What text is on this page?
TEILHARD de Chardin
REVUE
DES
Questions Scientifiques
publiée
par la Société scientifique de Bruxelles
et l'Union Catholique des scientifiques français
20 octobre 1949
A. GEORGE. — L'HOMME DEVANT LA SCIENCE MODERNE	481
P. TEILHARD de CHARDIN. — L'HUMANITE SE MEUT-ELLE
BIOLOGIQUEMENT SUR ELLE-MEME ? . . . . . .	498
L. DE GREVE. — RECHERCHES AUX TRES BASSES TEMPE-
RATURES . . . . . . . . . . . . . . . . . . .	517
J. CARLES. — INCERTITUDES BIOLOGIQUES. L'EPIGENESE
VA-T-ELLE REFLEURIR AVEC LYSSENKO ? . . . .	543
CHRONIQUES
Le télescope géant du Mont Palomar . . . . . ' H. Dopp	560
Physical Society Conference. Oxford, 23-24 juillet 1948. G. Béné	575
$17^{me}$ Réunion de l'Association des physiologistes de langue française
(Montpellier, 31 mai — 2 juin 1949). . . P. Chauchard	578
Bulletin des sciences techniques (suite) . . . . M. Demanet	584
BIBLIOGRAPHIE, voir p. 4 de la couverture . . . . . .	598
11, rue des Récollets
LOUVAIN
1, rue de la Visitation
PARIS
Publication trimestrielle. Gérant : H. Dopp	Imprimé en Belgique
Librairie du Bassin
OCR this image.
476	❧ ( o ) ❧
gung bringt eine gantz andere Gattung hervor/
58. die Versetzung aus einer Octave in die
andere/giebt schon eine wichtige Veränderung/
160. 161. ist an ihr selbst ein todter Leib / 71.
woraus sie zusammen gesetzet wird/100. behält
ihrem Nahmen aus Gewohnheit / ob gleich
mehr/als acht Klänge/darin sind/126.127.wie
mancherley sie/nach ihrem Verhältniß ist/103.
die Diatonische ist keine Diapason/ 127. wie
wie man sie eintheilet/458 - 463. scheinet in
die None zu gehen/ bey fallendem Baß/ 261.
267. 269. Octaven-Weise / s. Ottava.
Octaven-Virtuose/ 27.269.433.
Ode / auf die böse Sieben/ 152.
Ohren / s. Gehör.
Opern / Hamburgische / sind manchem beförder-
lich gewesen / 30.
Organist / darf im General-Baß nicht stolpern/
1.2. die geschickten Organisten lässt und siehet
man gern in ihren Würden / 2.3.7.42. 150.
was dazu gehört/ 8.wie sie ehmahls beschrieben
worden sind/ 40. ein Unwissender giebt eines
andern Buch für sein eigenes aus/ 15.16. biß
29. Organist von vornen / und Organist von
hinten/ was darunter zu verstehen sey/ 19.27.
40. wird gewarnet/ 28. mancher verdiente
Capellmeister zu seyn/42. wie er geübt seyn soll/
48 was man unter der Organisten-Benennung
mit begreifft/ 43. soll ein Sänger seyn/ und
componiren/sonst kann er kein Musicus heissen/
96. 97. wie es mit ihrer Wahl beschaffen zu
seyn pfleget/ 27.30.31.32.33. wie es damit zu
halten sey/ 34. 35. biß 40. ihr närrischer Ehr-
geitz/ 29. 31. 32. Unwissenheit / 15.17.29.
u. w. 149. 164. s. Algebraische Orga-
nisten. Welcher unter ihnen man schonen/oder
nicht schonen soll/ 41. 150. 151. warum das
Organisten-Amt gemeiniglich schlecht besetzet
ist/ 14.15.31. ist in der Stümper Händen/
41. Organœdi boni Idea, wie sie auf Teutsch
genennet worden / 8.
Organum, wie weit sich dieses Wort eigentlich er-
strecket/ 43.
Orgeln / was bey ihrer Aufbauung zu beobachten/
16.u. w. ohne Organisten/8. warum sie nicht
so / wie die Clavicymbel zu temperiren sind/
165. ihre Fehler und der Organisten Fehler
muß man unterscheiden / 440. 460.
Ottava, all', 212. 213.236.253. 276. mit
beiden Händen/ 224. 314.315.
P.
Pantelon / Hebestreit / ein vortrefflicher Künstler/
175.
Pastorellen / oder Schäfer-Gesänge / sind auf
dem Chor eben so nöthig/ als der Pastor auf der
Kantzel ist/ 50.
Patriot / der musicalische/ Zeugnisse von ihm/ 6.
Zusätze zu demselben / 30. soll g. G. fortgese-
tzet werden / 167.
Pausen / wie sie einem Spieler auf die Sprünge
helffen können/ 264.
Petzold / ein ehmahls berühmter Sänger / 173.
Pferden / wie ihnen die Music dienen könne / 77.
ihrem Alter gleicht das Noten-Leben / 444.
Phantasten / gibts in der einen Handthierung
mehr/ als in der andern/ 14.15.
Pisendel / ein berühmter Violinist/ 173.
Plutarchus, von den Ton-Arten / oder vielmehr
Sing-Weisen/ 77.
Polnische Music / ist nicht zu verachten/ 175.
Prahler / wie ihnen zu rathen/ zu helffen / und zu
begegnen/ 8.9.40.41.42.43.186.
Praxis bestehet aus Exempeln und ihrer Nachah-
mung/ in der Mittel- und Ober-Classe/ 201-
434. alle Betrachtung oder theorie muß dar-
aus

^^^^

## Exercise aim:
Reproduce all of the material above without alteration.

## Final answer:
What text is on this page?
TEILHARD de Chardin
REVUE
DES
Questions Scientifiques
publiée
par la Société scientifique de Bruxelles
et l'Union Catholique des scientifiques français
20 octobre 1949
A. GEORGE. — L'HOMME DEVANT LA SCIENCE MODERNE	481
P. TEILHARD de CHARDIN. — L'HUMANITE SE MEUT-ELLE
BIOLOGIQUEMENT SUR ELLE-MEME ? . . . . . .	498
L. DE GREVE. — RECHERCHES AUX TRES BASSES TEMPE-
RATURES . . . . . . . . . . . . . . . . . . .	517
J. CARLES. — INCERTITUDES BIOLOGIQUES. L'EPIGENESE
VA-T-ELLE REFLEURIR AVEC LYSSENKO ? . . . .	543
CHRONIQUES
Le télescope géant du Mont Palomar . . . . . ' H. Dopp	560
Physical Society Conference. Oxford, 23-24 juillet 1948. G. Béné	575
$17^{me}$ Réunion de l'Association des physiologistes de langue française
(Montpellier, 31 mai — 2 juin 1949). . . P. Chauchard	578
Bulletin des sciences techniques (suite) . . . . M. Demanet	584
BIBLIOGRAPHIE, voir p. 4 de la couverture . . . . . .	598
11, rue des Récollets
LOUVAIN
1, rue de la Visitation
PARIS
Publication trimestrielle. Gérant : H. Dopp	Imprimé en Belgique
Librairie du Bassin
OCR this image.
476	❧ ( o ) ❧
gung bringt eine gantz andere Gattung hervor/
58. die Versetzung aus einer Octave in die
andere/giebt schon eine wichtige Veränderung/
160. 161. ist an ihr selbst ein todter Leib / 71.
woraus sie zusammen gesetzet wird/100. behält
ihrem Nahmen aus Gewohnheit / ob gleich
mehr/als acht Klänge/darin sind/126.127.wie
mancherley sie/nach ihrem Verhältniß ist/103.
die Diatonische ist keine Diapason/ 127. wie
wie man sie eintheilet/458 - 463. scheinet in
die None zu gehen/ bey fallendem Baß/ 261.
267. 269. Octaven-Weise / s. Ottava.
Octaven-Virtuose/ 27.269.433.
Ode / auf die böse Sieben/ 152.
Ohren / s. Gehör.
Opern / Hamburgische / sind manchem beförder-
lich gewesen / 30.
Organist / darf im General-Baß nicht stolpern/
1.2. die geschickten Organisten lässt und siehet
man gern in ihren Würden / 2.3.7.42. 150.
was dazu gehört/ 8.wie sie ehmahls beschrieben
worden sind/ 40. ein Unwissender giebt eines
andern Buch für sein eigenes aus/ 15.16. biß
29. Organist von vornen / und Organist von
hinten/ was darunter zu verstehen sey/ 19.27.
40. wird gewarnet/ 28. mancher verdiente
Capellmeister zu seyn/42. wie er geübt seyn soll/
48 was man unter der Organisten-Benennung
mit begreifft/ 43. soll ein Sänger seyn/ und
componiren/sonst kann er kein Musicus heissen/
96. 97. wie es mit ihrer Wahl beschaffen zu
seyn pfleget/ 27.30.31.32.33. wie es damit zu
halten sey/ 34. 35. biß 40. ihr närrischer Ehr-
geitz/ 29. 31. 32. Unwissenheit / 15.17.29.
u. w. 149. 164. s. Algebraische Orga-
nisten. Welcher unter ihnen man schonen/oder
nicht schonen soll/ 41. 150. 151. warum das
Organisten-Amt gemeiniglich schlecht besetzet
ist/ 14.15.31. ist in der Stümper Händen/
41. Organœdi boni Idea, wie sie auf Teutsch
genennet worden / 8.
Organum, wie weit sich dieses Wort eigentlich er-
strecket/ 43.
Orgeln / was bey ihrer Aufbauung zu beobachten/
16.u. w. ohne Organisten/8. warum sie nicht
so / wie die Clavicymbel zu temperiren sind/
165. ihre Fehler und der Organisten Fehler
muß man unterscheiden / 440. 460.
Ottava, all', 212. 213.236.253. 276. mit
beiden Händen/ 224. 314.315.
P.
Pantelon / Hebestreit / ein vortrefflicher Künstler/
175.
Pastorellen / oder Schäfer-Gesänge / sind auf
dem Chor eben so nöthig/ als der Pastor auf der
Kantzel ist/ 50.
Patriot / der musicalische/ Zeugnisse von ihm/ 6.
Zusätze zu demselben / 30. soll g. G. fortgese-
tzet werden / 167.
Pausen / wie sie einem Spieler auf die Sprünge
helffen können/ 264.
Petzold / ein ehmahls berühmter Sänger / 173.
Pferden / wie ihnen die Music dienen könne / 77.
ihrem Alter gleicht das Noten-Leben / 444.
Phantasten / gibts in der einen Handthierung
mehr/ als in der andern/ 14.15.
Pisendel / ein berühmter Violinist/ 173.
Plutarchus, von den Ton-Arten / oder vielmehr
Sing-Weisen/ 77.
Polnische Music / ist nicht zu verachten/ 175.
Prahler / wie ihnen zu rathen/ zu helffen / und zu
begegnen/ 8.9.40.41.42.43.186.
Praxis bestehet aus Exempeln und ihrer Nachah-
mung/ in der Mittel- und Ober-Classe/ 201-
434. alle Betrachtung oder theorie muß dar-
aus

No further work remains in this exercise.